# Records
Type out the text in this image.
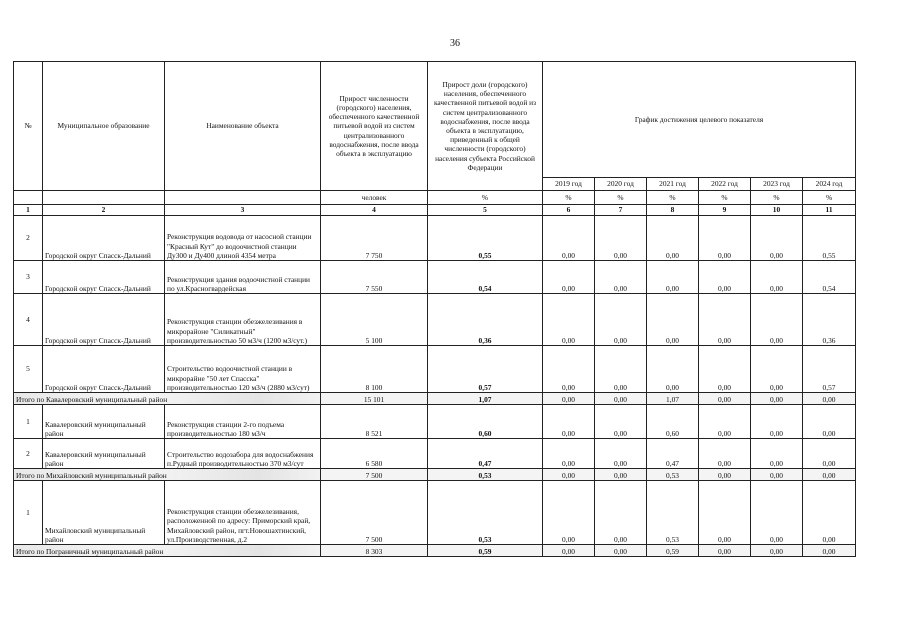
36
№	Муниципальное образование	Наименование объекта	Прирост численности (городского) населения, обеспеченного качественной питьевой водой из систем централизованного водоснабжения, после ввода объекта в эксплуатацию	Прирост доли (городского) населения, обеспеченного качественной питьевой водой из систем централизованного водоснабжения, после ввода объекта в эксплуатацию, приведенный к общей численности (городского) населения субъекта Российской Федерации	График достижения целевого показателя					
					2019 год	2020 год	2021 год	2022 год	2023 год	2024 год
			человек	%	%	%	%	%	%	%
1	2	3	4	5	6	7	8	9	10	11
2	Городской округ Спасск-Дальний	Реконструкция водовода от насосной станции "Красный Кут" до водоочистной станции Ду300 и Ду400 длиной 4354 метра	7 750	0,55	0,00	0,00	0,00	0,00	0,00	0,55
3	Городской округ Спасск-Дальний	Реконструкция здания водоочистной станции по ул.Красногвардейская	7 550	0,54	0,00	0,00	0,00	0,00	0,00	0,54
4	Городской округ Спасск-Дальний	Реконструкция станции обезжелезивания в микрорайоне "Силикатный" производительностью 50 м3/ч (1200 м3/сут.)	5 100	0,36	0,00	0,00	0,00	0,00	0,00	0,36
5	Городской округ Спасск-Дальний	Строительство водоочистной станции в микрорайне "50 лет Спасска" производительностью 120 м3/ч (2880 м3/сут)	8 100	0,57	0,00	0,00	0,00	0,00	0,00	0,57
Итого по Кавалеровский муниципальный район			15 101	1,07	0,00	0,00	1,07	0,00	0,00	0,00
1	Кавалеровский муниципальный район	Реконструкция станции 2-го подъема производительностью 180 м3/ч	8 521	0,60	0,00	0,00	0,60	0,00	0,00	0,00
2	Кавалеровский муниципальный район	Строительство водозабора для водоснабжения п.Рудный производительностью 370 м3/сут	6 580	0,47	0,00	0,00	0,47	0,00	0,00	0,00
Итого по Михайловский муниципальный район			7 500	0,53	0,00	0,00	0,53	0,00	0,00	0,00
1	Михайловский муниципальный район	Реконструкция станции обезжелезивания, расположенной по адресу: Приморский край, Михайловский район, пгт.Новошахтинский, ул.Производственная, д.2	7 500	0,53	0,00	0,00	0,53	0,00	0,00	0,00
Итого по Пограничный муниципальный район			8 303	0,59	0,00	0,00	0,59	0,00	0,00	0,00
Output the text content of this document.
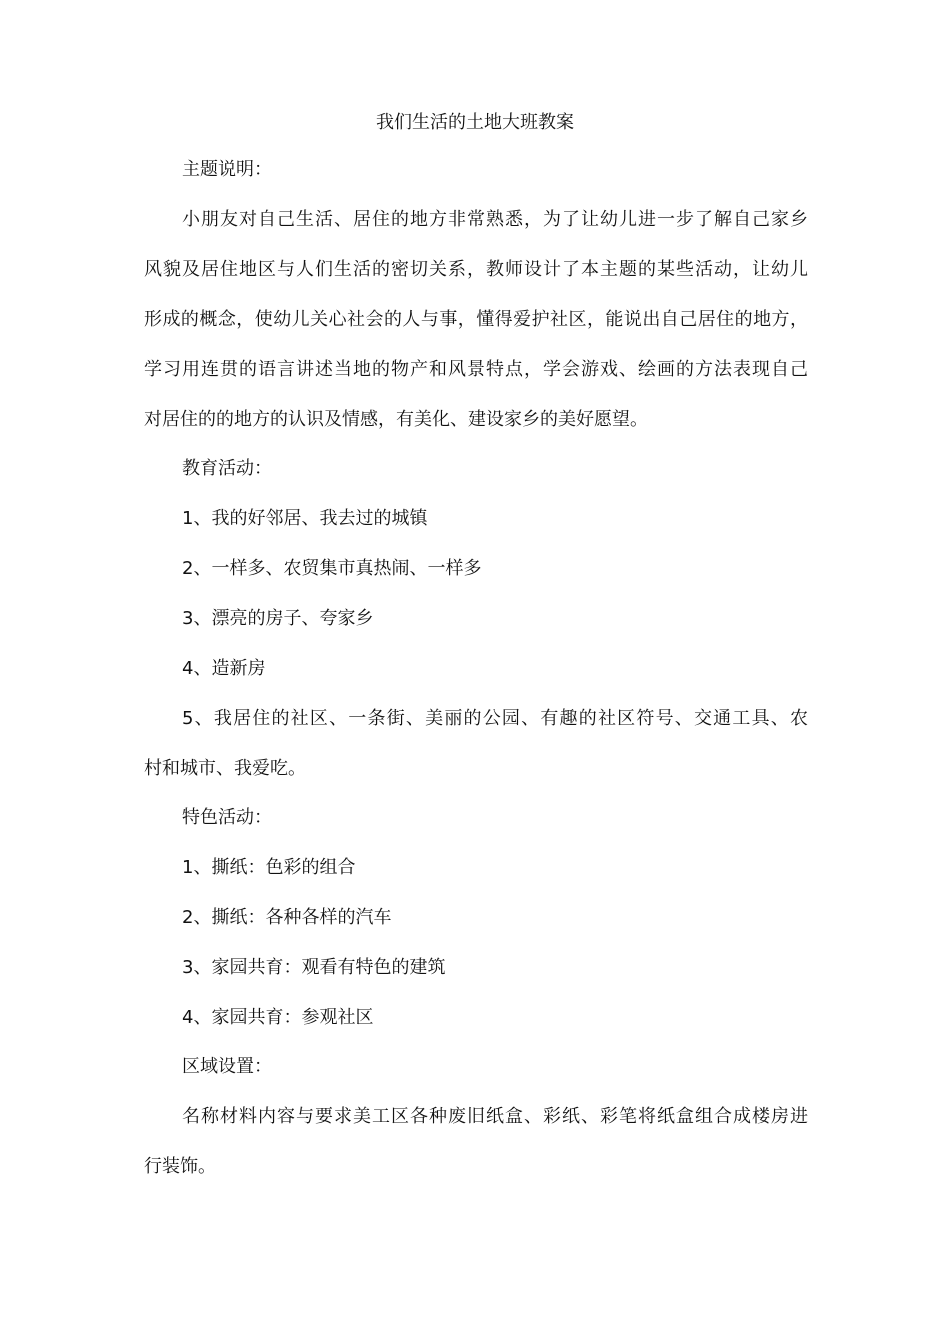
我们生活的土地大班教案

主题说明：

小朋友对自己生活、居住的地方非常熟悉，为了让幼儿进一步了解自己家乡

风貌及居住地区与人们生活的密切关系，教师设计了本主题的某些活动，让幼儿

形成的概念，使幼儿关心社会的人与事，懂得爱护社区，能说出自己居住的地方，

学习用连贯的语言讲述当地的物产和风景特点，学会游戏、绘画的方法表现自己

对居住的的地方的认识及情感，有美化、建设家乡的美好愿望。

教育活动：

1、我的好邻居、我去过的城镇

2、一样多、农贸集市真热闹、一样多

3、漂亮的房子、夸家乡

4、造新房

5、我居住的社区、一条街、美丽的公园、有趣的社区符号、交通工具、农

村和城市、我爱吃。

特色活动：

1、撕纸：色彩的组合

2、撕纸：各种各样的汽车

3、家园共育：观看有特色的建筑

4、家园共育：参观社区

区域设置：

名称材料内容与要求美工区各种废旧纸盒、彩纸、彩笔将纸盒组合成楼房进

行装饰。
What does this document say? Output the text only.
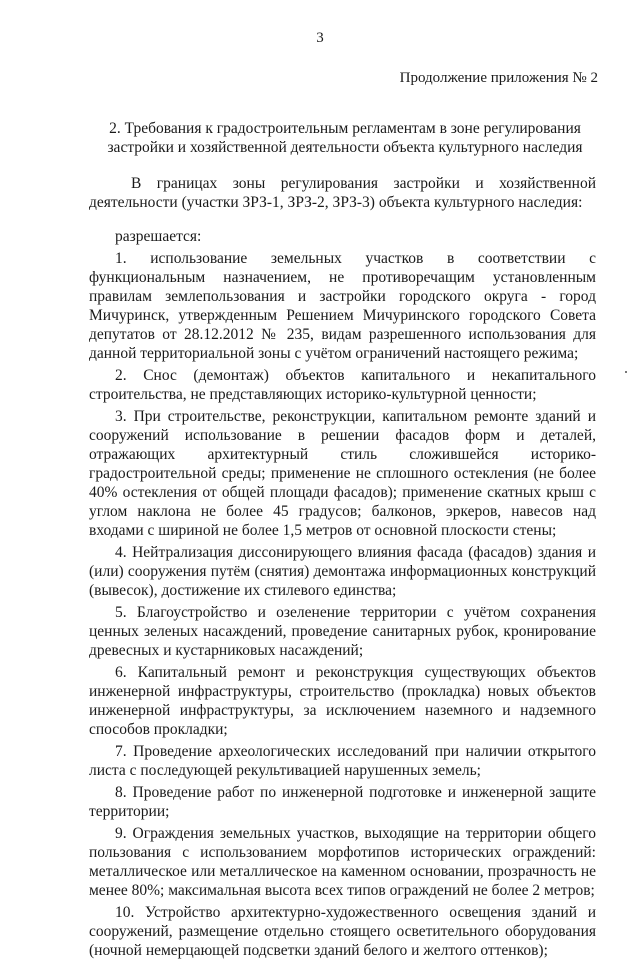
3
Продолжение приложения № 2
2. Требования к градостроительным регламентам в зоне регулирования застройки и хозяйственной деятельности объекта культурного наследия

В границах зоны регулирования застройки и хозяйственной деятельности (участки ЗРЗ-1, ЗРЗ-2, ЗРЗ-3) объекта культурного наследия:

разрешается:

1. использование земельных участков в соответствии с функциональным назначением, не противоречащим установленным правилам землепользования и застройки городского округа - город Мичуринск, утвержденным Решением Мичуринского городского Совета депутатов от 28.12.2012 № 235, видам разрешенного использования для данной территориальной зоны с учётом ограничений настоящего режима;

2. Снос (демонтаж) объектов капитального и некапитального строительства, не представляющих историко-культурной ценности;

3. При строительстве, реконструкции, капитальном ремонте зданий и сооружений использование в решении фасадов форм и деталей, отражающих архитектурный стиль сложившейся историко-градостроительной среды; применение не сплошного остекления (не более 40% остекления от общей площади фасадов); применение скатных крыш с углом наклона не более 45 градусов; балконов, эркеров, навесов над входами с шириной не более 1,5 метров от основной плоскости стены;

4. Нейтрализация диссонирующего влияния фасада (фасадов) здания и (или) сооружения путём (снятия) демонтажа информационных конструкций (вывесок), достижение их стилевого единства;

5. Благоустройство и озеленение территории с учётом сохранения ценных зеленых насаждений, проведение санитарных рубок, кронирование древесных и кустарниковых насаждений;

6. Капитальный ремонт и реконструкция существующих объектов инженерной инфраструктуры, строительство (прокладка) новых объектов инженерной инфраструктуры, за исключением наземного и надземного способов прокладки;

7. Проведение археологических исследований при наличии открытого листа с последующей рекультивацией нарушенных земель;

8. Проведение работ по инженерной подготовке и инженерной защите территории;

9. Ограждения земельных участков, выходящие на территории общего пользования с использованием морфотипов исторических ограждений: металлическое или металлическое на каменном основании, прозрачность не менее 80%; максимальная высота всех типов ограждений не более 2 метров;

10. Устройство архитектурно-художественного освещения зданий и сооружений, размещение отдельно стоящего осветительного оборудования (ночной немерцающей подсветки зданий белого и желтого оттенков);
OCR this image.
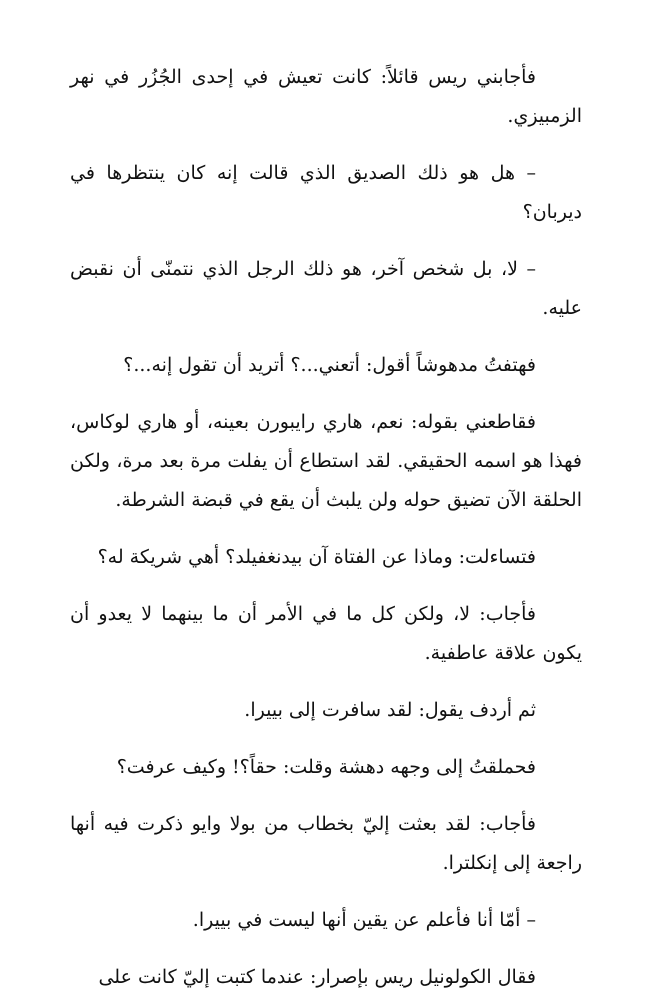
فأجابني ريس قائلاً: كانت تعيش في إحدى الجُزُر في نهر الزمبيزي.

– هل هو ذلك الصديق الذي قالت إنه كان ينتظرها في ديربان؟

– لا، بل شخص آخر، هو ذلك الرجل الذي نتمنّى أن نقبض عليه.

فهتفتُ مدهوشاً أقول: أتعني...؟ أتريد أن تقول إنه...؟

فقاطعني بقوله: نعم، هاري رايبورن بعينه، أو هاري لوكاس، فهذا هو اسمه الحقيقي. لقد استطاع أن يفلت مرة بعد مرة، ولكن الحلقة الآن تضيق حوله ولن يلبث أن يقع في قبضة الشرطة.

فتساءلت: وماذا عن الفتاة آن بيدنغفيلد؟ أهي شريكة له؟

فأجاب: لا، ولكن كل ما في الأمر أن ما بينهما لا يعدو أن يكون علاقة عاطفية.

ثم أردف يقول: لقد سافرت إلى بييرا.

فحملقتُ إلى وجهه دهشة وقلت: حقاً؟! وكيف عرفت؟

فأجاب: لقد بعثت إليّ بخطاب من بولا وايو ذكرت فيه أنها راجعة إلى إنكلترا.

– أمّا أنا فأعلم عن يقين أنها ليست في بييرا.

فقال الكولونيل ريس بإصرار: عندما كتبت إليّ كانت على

# WHAT THIS TASK INVOLVES
Give an exact reproduction of every line, leaving out any picture.

# TASK ANSWER
Type out the text in this image.
36
№	Муниципальное образование	Наименование объекта	Прирост численности (городского) населения, обеспеченного качественной питьевой водой из систем централизованного водоснабжения, после ввода объекта в эксплуатацию	Прирост доли (городского) населения, обеспеченного качественной питьевой водой из систем централизованного водоснабжения, после ввода объекта в эксплуатацию, приведенный к общей численности (городского) населения субъекта Российской Федерации	График достижения целевого показателя					
					2019 год	2020 год	2021 год	2022 год	2023 год	2024 год
			человек	%	%	%	%	%	%	%
1	2	3	4	5	6	7	8	9	10	11
2	Городской округ Спасск-Дальний	Реконструкция водовода от насосной станции "Красный Кут" до водоочистной станции Ду300 и Ду400 длиной 4354 метра	7 750	0,55	0,00	0,00	0,00	0,00	0,00	0,55
3	Городской округ Спасск-Дальний	Реконструкция здания водоочистной станции по ул.Красногвардейская	7 550	0,54	0,00	0,00	0,00	0,00	0,00	0,54
4	Городской округ Спасск-Дальний	Реконструкция станции обезжелезивания в микрорайоне "Силикатный" производительностью 50 м3/ч (1200 м3/сут.)	5 100	0,36	0,00	0,00	0,00	0,00	0,00	0,36
5	Городской округ Спасск-Дальний	Строительство водоочистной станции в микрорайне "50 лет Спасска" производительностью 120 м3/ч (2880 м3/сут)	8 100	0,57	0,00	0,00	0,00	0,00	0,00	0,57
Итого по Кавалеровский муниципальный район			15 101	1,07	0,00	0,00	1,07	0,00	0,00	0,00
1	Кавалеровский муниципальный район	Реконструкция станции 2-го подъема производительностью 180 м3/ч	8 521	0,60	0,00	0,00	0,60	0,00	0,00	0,00
2	Кавалеровский муниципальный район	Строительство водозабора для водоснабжения п.Рудный производительностью 370 м3/сут	6 580	0,47	0,00	0,00	0,47	0,00	0,00	0,00
Итого по Михайловский муниципальный район			7 500	0,53	0,00	0,00	0,53	0,00	0,00	0,00
1	Михайловский муниципальный район	Реконструкция станции обезжелезивания, расположенной по адресу: Приморский край, Михайловский район, пгт.Новошахтинский, ул.Производственная, д.2	7 500	0,53	0,00	0,00	0,53	0,00	0,00	0,00
Итого по Пограничный муниципальный район			8 303	0,59	0,00	0,00	0,59	0,00	0,00	0,00
Output the text content of this document.
我们生活的土地大班教案

主题说明：

小朋友对自己生活、居住的地方非常熟悉，为了让幼儿进一步了解自己家乡

风貌及居住地区与人们生活的密切关系，教师设计了本主题的某些活动，让幼儿

形成的概念，使幼儿关心社会的人与事，懂得爱护社区，能说出自己居住的地方，

学习用连贯的语言讲述当地的物产和风景特点，学会游戏、绘画的方法表现自己

对居住的的地方的认识及情感，有美化、建设家乡的美好愿望。

教育活动：

1、我的好邻居、我去过的城镇

2、一样多、农贸集市真热闹、一样多

3、漂亮的房子、夸家乡

4、造新房

5、我居住的社区、一条街、美丽的公园、有趣的社区符号、交通工具、农

村和城市、我爱吃。

特色活动：

1、撕纸：色彩的组合

2、撕纸：各种各样的汽车

3、家园共育：观看有特色的建筑

4、家园共育：参观社区

区域设置：

名称材料内容与要求美工区各种废旧纸盒、彩纸、彩笔将纸盒组合成楼房进

行装饰。
What does this document say? Output the text only.
3
Продолжение приложения № 2
2. Требования к градостроительным регламентам в зоне регулирования застройки и хозяйственной деятельности объекта культурного наследия

В границах зоны регулирования застройки и хозяйственной деятельности (участки ЗРЗ-1, ЗРЗ-2, ЗРЗ-3) объекта культурного наследия:

разрешается:

1. использование земельных участков в соответствии с функциональным назначением, не противоречащим установленным правилам землепользования и застройки городского округа - город Мичуринск, утвержденным Решением Мичуринского городского Совета депутатов от 28.12.2012 № 235, видам разрешенного использования для данной территориальной зоны с учётом ограничений настоящего режима;

2. Снос (демонтаж) объектов капитального и некапитального строительства, не представляющих историко-культурной ценности;

3. При строительстве, реконструкции, капитальном ремонте зданий и сооружений использование в решении фасадов форм и деталей, отражающих архитектурный стиль сложившейся историко-градостроительной среды; применение не сплошного остекления (не более 40% остекления от общей площади фасадов); применение скатных крыш с углом наклона не более 45 градусов; балконов, эркеров, навесов над входами с шириной не более 1,5 метров от основной плоскости стены;

4. Нейтрализация диссонирующего влияния фасада (фасадов) здания и (или) сооружения путём (снятия) демонтажа информационных конструкций (вывесок), достижение их стилевого единства;

5. Благоустройство и озеленение территории с учётом сохранения ценных зеленых насаждений, проведение санитарных рубок, кронирование древесных и кустарниковых насаждений;

6. Капитальный ремонт и реконструкция существующих объектов инженерной инфраструктуры, строительство (прокладка) новых объектов инженерной инфраструктуры, за исключением наземного и надземного способов прокладки;

7. Проведение археологических исследований при наличии открытого листа с последующей рекультивацией нарушенных земель;

8. Проведение работ по инженерной подготовке и инженерной защите территории;

9. Ограждения земельных участков, выходящие на территории общего пользования с использованием морфотипов исторических ограждений: металлическое или металлическое на каменном основании, прозрачность не менее 80%; максимальная высота всех типов ограждений не более 2 метров;

10. Устройство архитектурно-художественного освещения зданий и сооружений, размещение отдельно стоящего осветительного оборудования (ночной немерцающей подсветки зданий белого и желтого оттенков);
OCR this image.
فأجابني ريس قائلاً: كانت تعيش في إحدى الجُزُر في نهر الزمبيزي.

– هل هو ذلك الصديق الذي قالت إنه كان ينتظرها في ديربان؟

– لا، بل شخص آخر، هو ذلك الرجل الذي نتمنّى أن نقبض عليه.

فهتفتُ مدهوشاً أقول: أتعني...؟ أتريد أن تقول إنه...؟

فقاطعني بقوله: نعم، هاري رايبورن بعينه، أو هاري لوكاس، فهذا هو اسمه الحقيقي. لقد استطاع أن يفلت مرة بعد مرة، ولكن الحلقة الآن تضيق حوله ولن يلبث أن يقع في قبضة الشرطة.

فتساءلت: وماذا عن الفتاة آن بيدنغفيلد؟ أهي شريكة له؟

فأجاب: لا، ولكن كل ما في الأمر أن ما بينهما لا يعدو أن يكون علاقة عاطفية.

ثم أردف يقول: لقد سافرت إلى بييرا.

فحملقتُ إلى وجهه دهشة وقلت: حقاً؟! وكيف عرفت؟

فأجاب: لقد بعثت إليّ بخطاب من بولا وايو ذكرت فيه أنها راجعة إلى إنكلترا.

– أمّا أنا فأعلم عن يقين أنها ليست في بييرا.

فقال الكولونيل ريس بإصرار: عندما كتبت إليّ كانت على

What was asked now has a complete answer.